EXERCISE OBJECTIVE | Pictures do not belong in the copy; restate the records below word for word.

━━━

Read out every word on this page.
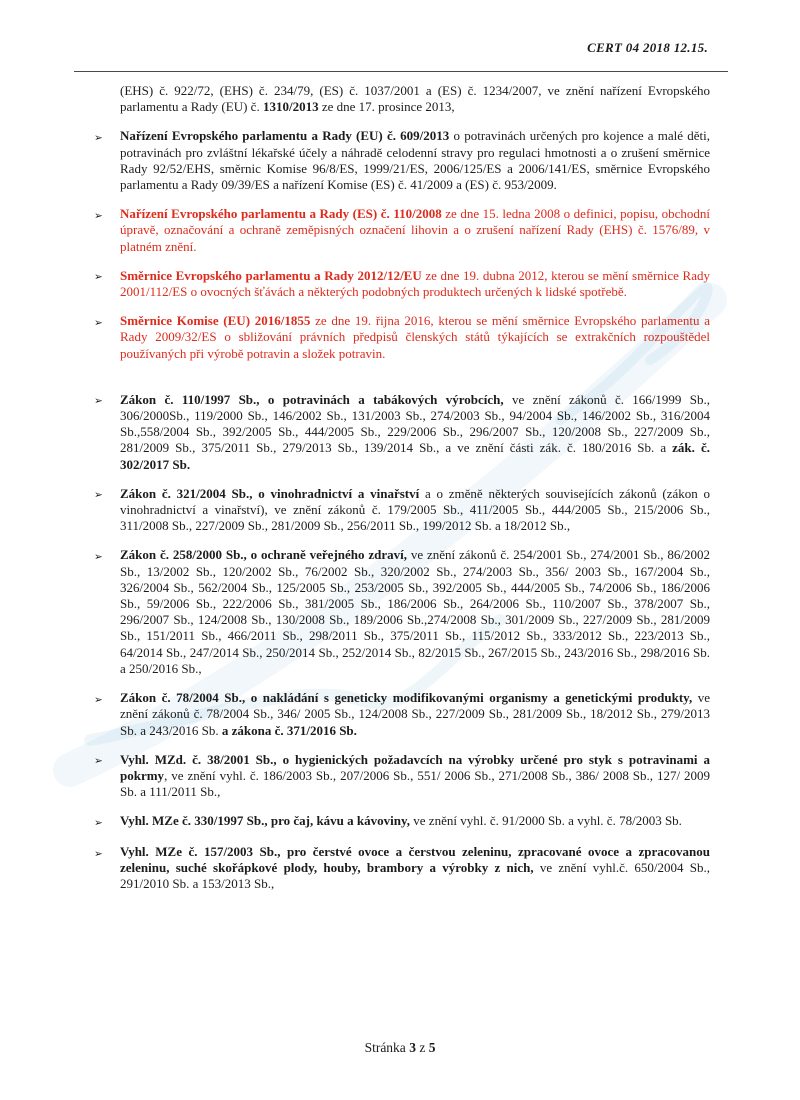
CERT 04 2018 12.15.

(EHS) č. 922/72, (EHS) č. 234/79, (ES) č. 1037/2001 a (ES) č. 1234/2007, ve znění nařízení Evropského parlamentu a Rady (EU) č. 1310/2013 ze dne 17. prosince 2013,

➢	Nařízení Evropského parlamentu a Rady (EU) č. 609/2013 o potravinách určených pro kojence a malé děti, potravinách pro zvláštní lékařské účely a náhradě celodenní stravy pro regulaci hmotnosti a o zrušení směrnice Rady 92/52/EHS, směrnic Komise 96/8/ES, 1999/21/ES, 2006/125/ES a 2006/141/ES, směrnice Evropského parlamentu a Rady 09/39/ES a nařízení Komise (ES) č. 41/2009 a (ES) č. 953/2009.

➢	Nařízení Evropského parlamentu a Rady (ES) č. 110/2008 ze dne 15. ledna 2008 o definici, popisu, obchodní úpravě, označování a ochraně zeměpisných označení lihovin a o zrušení nařízení Rady (EHS) č. 1576/89, v platném znění.

➢	Směrnice Evropského parlamentu a Rady 2012/12/EU ze dne 19. dubna 2012, kterou se mění směrnice Rady 2001/112/ES o ovocných šťávách a některých podobných produktech určených k lidské spotřebě.

➢	Směrnice Komise (EU) 2016/1855 ze dne 19. řijna 2016, kterou se mění směrnice Evropského parlamentu a Rady 2009/32/ES o sbližování právních předpisů členských států týkajících se extrakčních rozpouštědel používaných při výrobě potravin a složek potravin.

➢	Zákon č. 110/1997 Sb., o potravinách a tabákových výrobcích, ve znění zákonů č. 166/1999 Sb., 306/2000Sb., 119/2000 Sb., 146/2002 Sb., 131/2003 Sb., 274/2003 Sb., 94/2004 Sb., 146/2002 Sb., 316/2004 Sb.,558/2004 Sb., 392/2005 Sb., 444/2005 Sb., 229/2006 Sb., 296/2007 Sb., 120/2008 Sb., 227/2009 Sb., 281/2009 Sb., 375/2011 Sb., 279/2013 Sb., 139/2014 Sb., a ve znění části zák. č. 180/2016 Sb. a zák. č. 302/2017 Sb.

➢	Zákon č. 321/2004 Sb., o vinohradnictví a vinařství a o změně některých souvisejících zákonů (zákon o vinohradnictví a vinařství), ve znění zákonů č. 179/2005 Sb., 411/2005 Sb., 444/2005 Sb., 215/2006 Sb., 311/2008 Sb., 227/2009 Sb., 281/2009 Sb., 256/2011 Sb., 199/2012 Sb. a 18/2012 Sb.,

➢	Zákon č. 258/2000 Sb., o ochraně veřejného zdraví, ve znění zákonů č. 254/2001 Sb., 274/2001 Sb., 86/2002 Sb., 13/2002 Sb., 120/2002 Sb., 76/2002 Sb., 320/2002 Sb., 274/2003 Sb., 356/ 2003 Sb., 167/2004 Sb., 326/2004 Sb., 562/2004 Sb., 125/2005 Sb., 253/2005 Sb., 392/2005 Sb., 444/2005 Sb., 74/2006 Sb., 186/2006 Sb., 59/2006 Sb., 222/2006 Sb., 381/2005 Sb., 186/2006 Sb., 264/2006 Sb., 110/2007 Sb., 378/2007 Sb., 296/2007 Sb., 124/2008 Sb., 130/2008 Sb., 189/2006 Sb.,274/2008 Sb., 301/2009 Sb., 227/2009 Sb., 281/2009 Sb., 151/2011 Sb., 466/2011 Sb., 298/2011 Sb., 375/2011 Sb., 115/2012 Sb., 333/2012 Sb., 223/2013 Sb., 64/2014 Sb., 247/2014 Sb., 250/2014 Sb., 252/2014 Sb., 82/2015 Sb., 267/2015 Sb., 243/2016 Sb., 298/2016 Sb. a 250/2016 Sb.,

➢	Zákon č. 78/2004 Sb., o nakládání s geneticky modifikovanými organismy a genetickými produkty, ve znění zákonů č. 78/2004 Sb., 346/ 2005 Sb., 124/2008 Sb., 227/2009 Sb., 281/2009 Sb., 18/2012 Sb., 279/2013 Sb. a 243/2016 Sb. a zákona č. 371/2016 Sb.

➢	Vyhl. MZd. č. 38/2001 Sb., o hygienických požadavcích na výrobky určené pro styk s potravinami a pokrmy, ve znění vyhl. č. 186/2003 Sb., 207/2006 Sb., 551/ 2006 Sb., 271/2008 Sb., 386/ 2008 Sb., 127/ 2009 Sb. a 111/2011 Sb.,

➢	Vyhl. MZe č. 330/1997 Sb., pro čaj, kávu a kávoviny, ve znění vyhl. č. 91/2000 Sb. a vyhl. č. 78/2003 Sb.

➢	Vyhl. MZe č. 157/2003 Sb., pro čerstvé ovoce a čerstvou zeleninu, zpracované ovoce a zpracovanou zeleninu, suché skořápkové plody, houby, brambory a výrobky z nich, ve znění vyhl.č. 650/2004 Sb., 291/2010 Sb. a 153/2013 Sb.,

Stránka 3 z 5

━━━

RESULT OF THIS TASK |
Read out every word on this page.
CERT 04 2018 12.15.

(EHS) č. 922/72, (EHS) č. 234/79, (ES) č. 1037/2001 a (ES) č. 1234/2007, ve znění nařízení Evropského parlamentu a Rady (EU) č. 1310/2013 ze dne 17. prosince 2013,

➢	Nařízení Evropského parlamentu a Rady (EU) č. 609/2013 o potravinách určených pro kojence a malé děti, potravinách pro zvláštní lékařské účely a náhradě celodenní stravy pro regulaci hmotnosti a o zrušení směrnice Rady 92/52/EHS, směrnic Komise 96/8/ES, 1999/21/ES, 2006/125/ES a 2006/141/ES, směrnice Evropského parlamentu a Rady 09/39/ES a nařízení Komise (ES) č. 41/2009 a (ES) č. 953/2009.

➢	Nařízení Evropského parlamentu a Rady (ES) č. 110/2008 ze dne 15. ledna 2008 o definici, popisu, obchodní úpravě, označování a ochraně zeměpisných označení lihovin a o zrušení nařízení Rady (EHS) č. 1576/89, v platném znění.

➢	Směrnice Evropského parlamentu a Rady 2012/12/EU ze dne 19. dubna 2012, kterou se mění směrnice Rady 2001/112/ES o ovocných šťávách a některých podobných produktech určených k lidské spotřebě.

➢	Směrnice Komise (EU) 2016/1855 ze dne 19. řijna 2016, kterou se mění směrnice Evropského parlamentu a Rady 2009/32/ES o sbližování právních předpisů členských států týkajících se extrakčních rozpouštědel používaných při výrobě potravin a složek potravin.

➢	Zákon č. 110/1997 Sb., o potravinách a tabákových výrobcích, ve znění zákonů č. 166/1999 Sb., 306/2000Sb., 119/2000 Sb., 146/2002 Sb., 131/2003 Sb., 274/2003 Sb., 94/2004 Sb., 146/2002 Sb., 316/2004 Sb.,558/2004 Sb., 392/2005 Sb., 444/2005 Sb., 229/2006 Sb., 296/2007 Sb., 120/2008 Sb., 227/2009 Sb., 281/2009 Sb., 375/2011 Sb., 279/2013 Sb., 139/2014 Sb., a ve znění části zák. č. 180/2016 Sb. a zák. č. 302/2017 Sb.

➢	Zákon č. 321/2004 Sb., o vinohradnictví a vinařství a o změně některých souvisejících zákonů (zákon o vinohradnictví a vinařství), ve znění zákonů č. 179/2005 Sb., 411/2005 Sb., 444/2005 Sb., 215/2006 Sb., 311/2008 Sb., 227/2009 Sb., 281/2009 Sb., 256/2011 Sb., 199/2012 Sb. a 18/2012 Sb.,

➢	Zákon č. 258/2000 Sb., o ochraně veřejného zdraví, ve znění zákonů č. 254/2001 Sb., 274/2001 Sb., 86/2002 Sb., 13/2002 Sb., 120/2002 Sb., 76/2002 Sb., 320/2002 Sb., 274/2003 Sb., 356/ 2003 Sb., 167/2004 Sb., 326/2004 Sb., 562/2004 Sb., 125/2005 Sb., 253/2005 Sb., 392/2005 Sb., 444/2005 Sb., 74/2006 Sb., 186/2006 Sb., 59/2006 Sb., 222/2006 Sb., 381/2005 Sb., 186/2006 Sb., 264/2006 Sb., 110/2007 Sb., 378/2007 Sb., 296/2007 Sb., 124/2008 Sb., 130/2008 Sb., 189/2006 Sb.,274/2008 Sb., 301/2009 Sb., 227/2009 Sb., 281/2009 Sb., 151/2011 Sb., 466/2011 Sb., 298/2011 Sb., 375/2011 Sb., 115/2012 Sb., 333/2012 Sb., 223/2013 Sb., 64/2014 Sb., 247/2014 Sb., 250/2014 Sb., 252/2014 Sb., 82/2015 Sb., 267/2015 Sb., 243/2016 Sb., 298/2016 Sb. a 250/2016 Sb.,

➢	Zákon č. 78/2004 Sb., o nakládání s geneticky modifikovanými organismy a genetickými produkty, ve znění zákonů č. 78/2004 Sb., 346/ 2005 Sb., 124/2008 Sb., 227/2009 Sb., 281/2009 Sb., 18/2012 Sb., 279/2013 Sb. a 243/2016 Sb. a zákona č. 371/2016 Sb.

➢	Vyhl. MZd. č. 38/2001 Sb., o hygienických požadavcích na výrobky určené pro styk s potravinami a pokrmy, ve znění vyhl. č. 186/2003 Sb., 207/2006 Sb., 551/ 2006 Sb., 271/2008 Sb., 386/ 2008 Sb., 127/ 2009 Sb. a 111/2011 Sb.,

➢	Vyhl. MZe č. 330/1997 Sb., pro čaj, kávu a kávoviny, ve znění vyhl. č. 91/2000 Sb. a vyhl. č. 78/2003 Sb.

➢	Vyhl. MZe č. 157/2003 Sb., pro čerstvé ovoce a čerstvou zeleninu, zpracované ovoce a zpracovanou zeleninu, suché skořápkové plody, houby, brambory a výrobky z nich, ve znění vyhl.č. 650/2004 Sb., 291/2010 Sb. a 153/2013 Sb.,

Stránka 3 z 5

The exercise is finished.